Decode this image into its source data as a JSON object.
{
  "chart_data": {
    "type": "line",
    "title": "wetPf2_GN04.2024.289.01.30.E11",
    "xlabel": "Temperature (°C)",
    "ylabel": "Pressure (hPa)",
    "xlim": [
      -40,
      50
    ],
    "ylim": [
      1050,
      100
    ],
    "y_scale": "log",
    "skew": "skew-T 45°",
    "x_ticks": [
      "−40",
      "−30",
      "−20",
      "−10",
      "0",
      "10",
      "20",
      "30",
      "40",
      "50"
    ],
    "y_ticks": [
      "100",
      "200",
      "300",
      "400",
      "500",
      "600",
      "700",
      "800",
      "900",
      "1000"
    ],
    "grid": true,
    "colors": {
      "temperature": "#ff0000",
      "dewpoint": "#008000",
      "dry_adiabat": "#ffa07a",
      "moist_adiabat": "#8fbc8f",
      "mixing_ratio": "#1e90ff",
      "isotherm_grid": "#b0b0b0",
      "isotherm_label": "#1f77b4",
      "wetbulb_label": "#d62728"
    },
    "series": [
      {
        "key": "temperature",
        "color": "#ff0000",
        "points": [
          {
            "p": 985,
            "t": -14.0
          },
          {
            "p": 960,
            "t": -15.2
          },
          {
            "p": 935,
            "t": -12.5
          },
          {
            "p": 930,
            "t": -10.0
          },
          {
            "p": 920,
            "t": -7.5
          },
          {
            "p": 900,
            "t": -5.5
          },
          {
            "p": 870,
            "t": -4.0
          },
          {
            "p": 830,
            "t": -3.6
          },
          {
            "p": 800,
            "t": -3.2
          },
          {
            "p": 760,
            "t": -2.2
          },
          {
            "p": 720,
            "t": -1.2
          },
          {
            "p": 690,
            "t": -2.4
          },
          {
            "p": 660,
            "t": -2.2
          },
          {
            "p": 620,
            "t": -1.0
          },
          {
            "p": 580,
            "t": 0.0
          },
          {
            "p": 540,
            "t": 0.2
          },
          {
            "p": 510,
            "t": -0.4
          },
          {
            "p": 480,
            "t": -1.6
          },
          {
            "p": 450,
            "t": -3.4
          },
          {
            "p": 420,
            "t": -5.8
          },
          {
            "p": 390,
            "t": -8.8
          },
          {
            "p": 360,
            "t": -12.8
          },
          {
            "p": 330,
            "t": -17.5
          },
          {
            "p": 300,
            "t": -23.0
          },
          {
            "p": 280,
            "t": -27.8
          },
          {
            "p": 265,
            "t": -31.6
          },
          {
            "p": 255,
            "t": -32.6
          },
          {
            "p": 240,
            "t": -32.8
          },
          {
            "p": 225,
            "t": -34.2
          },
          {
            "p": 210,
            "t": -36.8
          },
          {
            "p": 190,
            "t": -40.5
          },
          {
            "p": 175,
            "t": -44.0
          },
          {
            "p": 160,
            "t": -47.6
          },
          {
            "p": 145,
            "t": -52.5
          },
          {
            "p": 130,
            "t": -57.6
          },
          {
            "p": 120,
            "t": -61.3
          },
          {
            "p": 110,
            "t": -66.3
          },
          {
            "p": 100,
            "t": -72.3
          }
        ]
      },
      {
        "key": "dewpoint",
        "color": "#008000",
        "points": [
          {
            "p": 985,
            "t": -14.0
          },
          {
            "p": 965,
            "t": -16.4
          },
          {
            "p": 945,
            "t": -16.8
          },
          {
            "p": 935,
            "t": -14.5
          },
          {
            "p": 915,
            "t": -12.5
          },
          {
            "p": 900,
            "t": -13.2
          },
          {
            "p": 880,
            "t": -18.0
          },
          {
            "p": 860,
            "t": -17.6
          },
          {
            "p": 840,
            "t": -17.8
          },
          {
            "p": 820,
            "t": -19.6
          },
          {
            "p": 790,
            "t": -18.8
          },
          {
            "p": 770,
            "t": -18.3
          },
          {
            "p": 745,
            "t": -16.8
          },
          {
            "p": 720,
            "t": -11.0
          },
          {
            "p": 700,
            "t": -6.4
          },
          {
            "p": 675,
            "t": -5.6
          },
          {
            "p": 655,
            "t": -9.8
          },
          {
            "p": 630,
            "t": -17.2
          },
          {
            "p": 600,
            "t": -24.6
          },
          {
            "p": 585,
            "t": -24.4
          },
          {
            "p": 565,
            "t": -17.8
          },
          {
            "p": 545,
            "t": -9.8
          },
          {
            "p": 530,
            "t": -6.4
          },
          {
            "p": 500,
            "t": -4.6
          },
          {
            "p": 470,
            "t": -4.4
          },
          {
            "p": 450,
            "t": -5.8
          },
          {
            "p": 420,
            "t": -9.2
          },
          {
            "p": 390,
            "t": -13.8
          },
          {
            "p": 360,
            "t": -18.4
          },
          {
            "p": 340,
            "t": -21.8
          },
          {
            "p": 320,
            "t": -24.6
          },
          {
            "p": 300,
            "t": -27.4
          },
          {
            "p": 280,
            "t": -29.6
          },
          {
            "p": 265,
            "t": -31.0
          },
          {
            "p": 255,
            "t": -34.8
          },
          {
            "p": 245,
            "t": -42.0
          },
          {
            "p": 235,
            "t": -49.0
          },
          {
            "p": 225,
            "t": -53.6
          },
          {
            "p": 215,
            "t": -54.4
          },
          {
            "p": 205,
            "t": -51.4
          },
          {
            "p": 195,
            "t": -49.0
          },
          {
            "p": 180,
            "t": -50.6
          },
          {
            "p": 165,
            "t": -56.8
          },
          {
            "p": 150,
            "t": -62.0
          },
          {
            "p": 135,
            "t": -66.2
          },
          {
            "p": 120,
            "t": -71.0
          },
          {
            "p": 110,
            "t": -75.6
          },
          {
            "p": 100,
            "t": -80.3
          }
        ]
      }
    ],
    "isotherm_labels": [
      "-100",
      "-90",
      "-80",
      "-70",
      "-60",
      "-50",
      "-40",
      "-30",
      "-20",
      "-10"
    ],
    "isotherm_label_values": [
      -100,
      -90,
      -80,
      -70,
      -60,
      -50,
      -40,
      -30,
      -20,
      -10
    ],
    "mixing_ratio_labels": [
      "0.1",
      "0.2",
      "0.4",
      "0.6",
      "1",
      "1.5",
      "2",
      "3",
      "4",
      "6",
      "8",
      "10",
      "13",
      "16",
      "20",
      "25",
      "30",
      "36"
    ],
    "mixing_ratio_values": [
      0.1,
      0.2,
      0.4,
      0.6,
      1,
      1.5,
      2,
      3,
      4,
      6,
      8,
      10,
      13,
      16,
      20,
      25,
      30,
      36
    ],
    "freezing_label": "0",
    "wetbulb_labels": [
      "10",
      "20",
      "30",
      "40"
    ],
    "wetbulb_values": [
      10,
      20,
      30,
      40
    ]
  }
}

#####

WHAT THE TASK REQUIRES: Take the records above and return them exactly as written.

WRITTEN SOLUTION:
Decode this image into its source data as a JSON object.
{
  "chart_data": {
    "type": "line",
    "title": "wetPf2_GN04.2024.289.01.30.E11",
    "xlabel": "Temperature (°C)",
    "ylabel": "Pressure (hPa)",
    "xlim": [
      -40,
      50
    ],
    "ylim": [
      1050,
      100
    ],
    "y_scale": "log",
    "skew": "skew-T 45°",
    "x_ticks": [
      "−40",
      "−30",
      "−20",
      "−10",
      "0",
      "10",
      "20",
      "30",
      "40",
      "50"
    ],
    "y_ticks": [
      "100",
      "200",
      "300",
      "400",
      "500",
      "600",
      "700",
      "800",
      "900",
      "1000"
    ],
    "grid": true,
    "colors": {
      "temperature": "#ff0000",
      "dewpoint": "#008000",
      "dry_adiabat": "#ffa07a",
      "moist_adiabat": "#8fbc8f",
      "mixing_ratio": "#1e90ff",
      "isotherm_grid": "#b0b0b0",
      "isotherm_label": "#1f77b4",
      "wetbulb_label": "#d62728"
    },
    "series": [
      {
        "key": "temperature",
        "color": "#ff0000",
        "points": [
          {
            "p": 985,
            "t": -14.0
          },
          {
            "p": 960,
            "t": -15.2
          },
          {
            "p": 935,
            "t": -12.5
          },
          {
            "p": 930,
            "t": -10.0
          },
          {
            "p": 920,
            "t": -7.5
          },
          {
            "p": 900,
            "t": -5.5
          },
          {
            "p": 870,
            "t": -4.0
          },
          {
            "p": 830,
            "t": -3.6
          },
          {
            "p": 800,
            "t": -3.2
          },
          {
            "p": 760,
            "t": -2.2
          },
          {
            "p": 720,
            "t": -1.2
          },
          {
            "p": 690,
            "t": -2.4
          },
          {
            "p": 660,
            "t": -2.2
          },
          {
            "p": 620,
            "t": -1.0
          },
          {
            "p": 580,
            "t": 0.0
          },
          {
            "p": 540,
            "t": 0.2
          },
          {
            "p": 510,
            "t": -0.4
          },
          {
            "p": 480,
            "t": -1.6
          },
          {
            "p": 450,
            "t": -3.4
          },
          {
            "p": 420,
            "t": -5.8
          },
          {
            "p": 390,
            "t": -8.8
          },
          {
            "p": 360,
            "t": -12.8
          },
          {
            "p": 330,
            "t": -17.5
          },
          {
            "p": 300,
            "t": -23.0
          },
          {
            "p": 280,
            "t": -27.8
          },
          {
            "p": 265,
            "t": -31.6
          },
          {
            "p": 255,
            "t": -32.6
          },
          {
            "p": 240,
            "t": -32.8
          },
          {
            "p": 225,
            "t": -34.2
          },
          {
            "p": 210,
            "t": -36.8
          },
          {
            "p": 190,
            "t": -40.5
          },
          {
            "p": 175,
            "t": -44.0
          },
          {
            "p": 160,
            "t": -47.6
          },
          {
            "p": 145,
            "t": -52.5
          },
          {
            "p": 130,
            "t": -57.6
          },
          {
            "p": 120,
            "t": -61.3
          },
          {
            "p": 110,
            "t": -66.3
          },
          {
            "p": 100,
            "t": -72.3
          }
        ]
      },
      {
        "key": "dewpoint",
        "color": "#008000",
        "points": [
          {
            "p": 985,
            "t": -14.0
          },
          {
            "p": 965,
            "t": -16.4
          },
          {
            "p": 945,
            "t": -16.8
          },
          {
            "p": 935,
            "t": -14.5
          },
          {
            "p": 915,
            "t": -12.5
          },
          {
            "p": 900,
            "t": -13.2
          },
          {
            "p": 880,
            "t": -18.0
          },
          {
            "p": 860,
            "t": -17.6
          },
          {
            "p": 840,
            "t": -17.8
          },
          {
            "p": 820,
            "t": -19.6
          },
          {
            "p": 790,
            "t": -18.8
          },
          {
            "p": 770,
            "t": -18.3
          },
          {
            "p": 745,
            "t": -16.8
          },
          {
            "p": 720,
            "t": -11.0
          },
          {
            "p": 700,
            "t": -6.4
          },
          {
            "p": 675,
            "t": -5.6
          },
          {
            "p": 655,
            "t": -9.8
          },
          {
            "p": 630,
            "t": -17.2
          },
          {
            "p": 600,
            "t": -24.6
          },
          {
            "p": 585,
            "t": -24.4
          },
          {
            "p": 565,
            "t": -17.8
          },
          {
            "p": 545,
            "t": -9.8
          },
          {
            "p": 530,
            "t": -6.4
          },
          {
            "p": 500,
            "t": -4.6
          },
          {
            "p": 470,
            "t": -4.4
          },
          {
            "p": 450,
            "t": -5.8
          },
          {
            "p": 420,
            "t": -9.2
          },
          {
            "p": 390,
            "t": -13.8
          },
          {
            "p": 360,
            "t": -18.4
          },
          {
            "p": 340,
            "t": -21.8
          },
          {
            "p": 320,
            "t": -24.6
          },
          {
            "p": 300,
            "t": -27.4
          },
          {
            "p": 280,
            "t": -29.6
          },
          {
            "p": 265,
            "t": -31.0
          },
          {
            "p": 255,
            "t": -34.8
          },
          {
            "p": 245,
            "t": -42.0
          },
          {
            "p": 235,
            "t": -49.0
          },
          {
            "p": 225,
            "t": -53.6
          },
          {
            "p": 215,
            "t": -54.4
          },
          {
            "p": 205,
            "t": -51.4
          },
          {
            "p": 195,
            "t": -49.0
          },
          {
            "p": 180,
            "t": -50.6
          },
          {
            "p": 165,
            "t": -56.8
          },
          {
            "p": 150,
            "t": -62.0
          },
          {
            "p": 135,
            "t": -66.2
          },
          {
            "p": 120,
            "t": -71.0
          },
          {
            "p": 110,
            "t": -75.6
          },
          {
            "p": 100,
            "t": -80.3
          }
        ]
      }
    ],
    "isotherm_labels": [
      "-100",
      "-90",
      "-80",
      "-70",
      "-60",
      "-50",
      "-40",
      "-30",
      "-20",
      "-10"
    ],
    "isotherm_label_values": [
      -100,
      -90,
      -80,
      -70,
      -60,
      -50,
      -40,
      -30,
      -20,
      -10
    ],
    "mixing_ratio_labels": [
      "0.1",
      "0.2",
      "0.4",
      "0.6",
      "1",
      "1.5",
      "2",
      "3",
      "4",
      "6",
      "8",
      "10",
      "13",
      "16",
      "20",
      "25",
      "30",
      "36"
    ],
    "mixing_ratio_values": [
      0.1,
      0.2,
      0.4,
      0.6,
      1,
      1.5,
      2,
      3,
      4,
      6,
      8,
      10,
      13,
      16,
      20,
      25,
      30,
      36
    ],
    "freezing_label": "0",
    "wetbulb_labels": [
      "10",
      "20",
      "30",
      "40"
    ],
    "wetbulb_values": [
      10,
      20,
      30,
      40
    ]
  }
}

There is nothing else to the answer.